[Data entries]
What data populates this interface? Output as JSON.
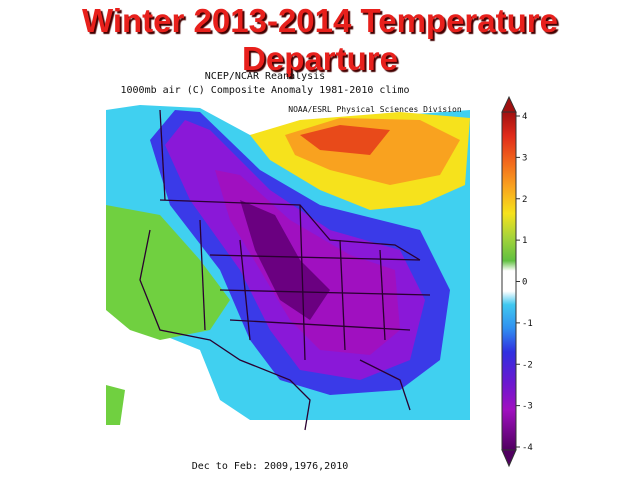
{
  "header": {
    "title": "Winter 2013-2014 Temperature Departure"
  },
  "map": {
    "source": "NCEP/NCAR Reanalysis",
    "subtitle": "1000mb air (C) Composite Anomaly 1981-2010 climo",
    "credit": "NOAA/ESRL Physical Sciences Division",
    "footer": "Dec to Feb: 2009,1976,2010"
  },
  "colorbar": {
    "range": [
      -4,
      4
    ],
    "ticks": [
      4,
      3,
      2,
      1,
      0,
      -1,
      -2,
      -3,
      -4
    ]
  }
}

● **SHORT TASK**
Leave out the pictures and give the rest of the records again exactly.

● **COMPLETE OUTPUT**
What data populates this interface? Output as JSON.
{
  "header": {
    "title": "Winter 2013-2014 Temperature Departure"
  },
  "map": {
    "source": "NCEP/NCAR Reanalysis",
    "subtitle": "1000mb air (C) Composite Anomaly 1981-2010 climo",
    "credit": "NOAA/ESRL Physical Sciences Division",
    "footer": "Dec to Feb: 2009,1976,2010"
  },
  "colorbar": {
    "range": [
      -4,
      4
    ],
    "ticks": [
      4,
      3,
      2,
      1,
      0,
      -1,
      -2,
      -3,
      -4
    ]
  }
}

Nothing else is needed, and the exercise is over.